TASK TO COMPLETE:
Each line below should be quoted exactly, please.
-- Start of PROVIDED DATA --
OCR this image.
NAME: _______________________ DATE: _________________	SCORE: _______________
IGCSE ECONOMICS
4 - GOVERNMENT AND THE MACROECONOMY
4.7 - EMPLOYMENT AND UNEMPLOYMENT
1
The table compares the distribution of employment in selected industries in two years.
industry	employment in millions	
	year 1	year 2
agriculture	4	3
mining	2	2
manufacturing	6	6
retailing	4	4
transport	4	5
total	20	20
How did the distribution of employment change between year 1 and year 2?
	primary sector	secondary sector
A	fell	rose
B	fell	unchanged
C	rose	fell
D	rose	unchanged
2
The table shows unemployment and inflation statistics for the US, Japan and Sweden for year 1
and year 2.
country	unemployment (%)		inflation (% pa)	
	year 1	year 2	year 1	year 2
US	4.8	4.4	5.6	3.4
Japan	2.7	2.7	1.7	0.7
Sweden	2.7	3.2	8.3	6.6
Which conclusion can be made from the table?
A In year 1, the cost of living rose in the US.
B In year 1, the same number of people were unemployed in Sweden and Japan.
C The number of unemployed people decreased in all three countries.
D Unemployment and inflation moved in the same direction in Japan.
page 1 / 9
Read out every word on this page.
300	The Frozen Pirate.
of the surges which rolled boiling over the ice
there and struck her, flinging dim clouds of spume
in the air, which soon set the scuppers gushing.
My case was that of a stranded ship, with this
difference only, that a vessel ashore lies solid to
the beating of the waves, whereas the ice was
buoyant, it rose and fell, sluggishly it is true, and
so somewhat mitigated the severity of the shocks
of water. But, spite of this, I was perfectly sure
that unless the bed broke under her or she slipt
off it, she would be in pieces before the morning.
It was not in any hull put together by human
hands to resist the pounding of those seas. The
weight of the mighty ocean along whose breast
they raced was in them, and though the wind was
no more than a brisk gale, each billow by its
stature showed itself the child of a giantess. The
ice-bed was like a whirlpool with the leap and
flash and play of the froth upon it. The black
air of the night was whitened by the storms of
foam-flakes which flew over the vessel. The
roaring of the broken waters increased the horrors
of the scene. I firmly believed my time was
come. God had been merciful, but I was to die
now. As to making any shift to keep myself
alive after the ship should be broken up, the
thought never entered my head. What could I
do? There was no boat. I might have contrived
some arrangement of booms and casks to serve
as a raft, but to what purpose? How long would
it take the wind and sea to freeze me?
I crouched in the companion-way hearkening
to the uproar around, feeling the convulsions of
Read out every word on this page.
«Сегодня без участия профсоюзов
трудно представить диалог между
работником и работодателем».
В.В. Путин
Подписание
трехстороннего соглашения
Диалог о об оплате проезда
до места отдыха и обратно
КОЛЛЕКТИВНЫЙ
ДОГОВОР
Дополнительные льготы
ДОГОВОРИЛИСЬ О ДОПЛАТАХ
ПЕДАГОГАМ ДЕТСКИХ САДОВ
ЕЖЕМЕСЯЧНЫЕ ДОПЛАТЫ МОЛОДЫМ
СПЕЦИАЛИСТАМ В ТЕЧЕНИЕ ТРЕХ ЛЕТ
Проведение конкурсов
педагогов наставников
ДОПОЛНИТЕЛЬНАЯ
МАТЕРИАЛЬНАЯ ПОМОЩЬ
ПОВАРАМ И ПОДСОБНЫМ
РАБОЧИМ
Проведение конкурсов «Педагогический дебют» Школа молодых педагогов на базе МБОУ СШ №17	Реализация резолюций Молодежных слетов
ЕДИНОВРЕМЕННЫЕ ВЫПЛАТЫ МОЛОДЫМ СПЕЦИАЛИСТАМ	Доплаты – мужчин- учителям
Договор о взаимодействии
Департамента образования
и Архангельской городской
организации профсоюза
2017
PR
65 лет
-- End of PROVIDED DATA --
FINAL RESULT:
OCR this image.
NAME: _______________________ DATE: _________________	SCORE: _______________
IGCSE ECONOMICS
4 - GOVERNMENT AND THE MACROECONOMY
4.7 - EMPLOYMENT AND UNEMPLOYMENT
1
The table compares the distribution of employment in selected industries in two years.
industry	employment in millions	
	year 1	year 2
agriculture	4	3
mining	2	2
manufacturing	6	6
retailing	4	4
transport	4	5
total	20	20
How did the distribution of employment change between year 1 and year 2?
	primary sector	secondary sector
A	fell	rose
B	fell	unchanged
C	rose	fell
D	rose	unchanged
2
The table shows unemployment and inflation statistics for the US, Japan and Sweden for year 1
and year 2.
country	unemployment (%)		inflation (% pa)	
	year 1	year 2	year 1	year 2
US	4.8	4.4	5.6	3.4
Japan	2.7	2.7	1.7	0.7
Sweden	2.7	3.2	8.3	6.6
Which conclusion can be made from the table?
A In year 1, the cost of living rose in the US.
B In year 1, the same number of people were unemployed in Sweden and Japan.
C The number of unemployed people decreased in all three countries.
D Unemployment and inflation moved in the same direction in Japan.
page 1 / 9
Read out every word on this page.
300	The Frozen Pirate.
of the surges which rolled boiling over the ice
there and struck her, flinging dim clouds of spume
in the air, which soon set the scuppers gushing.
My case was that of a stranded ship, with this
difference only, that a vessel ashore lies solid to
the beating of the waves, whereas the ice was
buoyant, it rose and fell, sluggishly it is true, and
so somewhat mitigated the severity of the shocks
of water. But, spite of this, I was perfectly sure
that unless the bed broke under her or she slipt
off it, she would be in pieces before the morning.
It was not in any hull put together by human
hands to resist the pounding of those seas. The
weight of the mighty ocean along whose breast
they raced was in them, and though the wind was
no more than a brisk gale, each billow by its
stature showed itself the child of a giantess. The
ice-bed was like a whirlpool with the leap and
flash and play of the froth upon it. The black
air of the night was whitened by the storms of
foam-flakes which flew over the vessel. The
roaring of the broken waters increased the horrors
of the scene. I firmly believed my time was
come. God had been merciful, but I was to die
now. As to making any shift to keep myself
alive after the ship should be broken up, the
thought never entered my head. What could I
do? There was no boat. I might have contrived
some arrangement of booms and casks to serve
as a raft, but to what purpose? How long would
it take the wind and sea to freeze me?
I crouched in the companion-way hearkening
to the uproar around, feeling the convulsions of
Read out every word on this page.
«Сегодня без участия профсоюзов
трудно представить диалог между
работником и работодателем».
В.В. Путин
Подписание
трехстороннего соглашения
Диалог о об оплате проезда
до места отдыха и обратно
КОЛЛЕКТИВНЫЙ
ДОГОВОР
Дополнительные льготы
ДОГОВОРИЛИСЬ О ДОПЛАТАХ
ПЕДАГОГАМ ДЕТСКИХ САДОВ
ЕЖЕМЕСЯЧНЫЕ ДОПЛАТЫ МОЛОДЫМ
СПЕЦИАЛИСТАМ В ТЕЧЕНИЕ ТРЕХ ЛЕТ
Проведение конкурсов
педагогов наставников
ДОПОЛНИТЕЛЬНАЯ
МАТЕРИАЛЬНАЯ ПОМОЩЬ
ПОВАРАМ И ПОДСОБНЫМ
РАБОЧИМ
Проведение конкурсов «Педагогический дебют» Школа молодых педагогов на базе МБОУ СШ №17	Реализация резолюций Молодежных слетов
ЕДИНОВРЕМЕННЫЕ ВЫПЛАТЫ МОЛОДЫМ СПЕЦИАЛИСТАМ	Доплаты – мужчин- учителям
Договор о взаимодействии
Департамента образования
и Архангельской городской
организации профсоюза
2017
PR
65 лет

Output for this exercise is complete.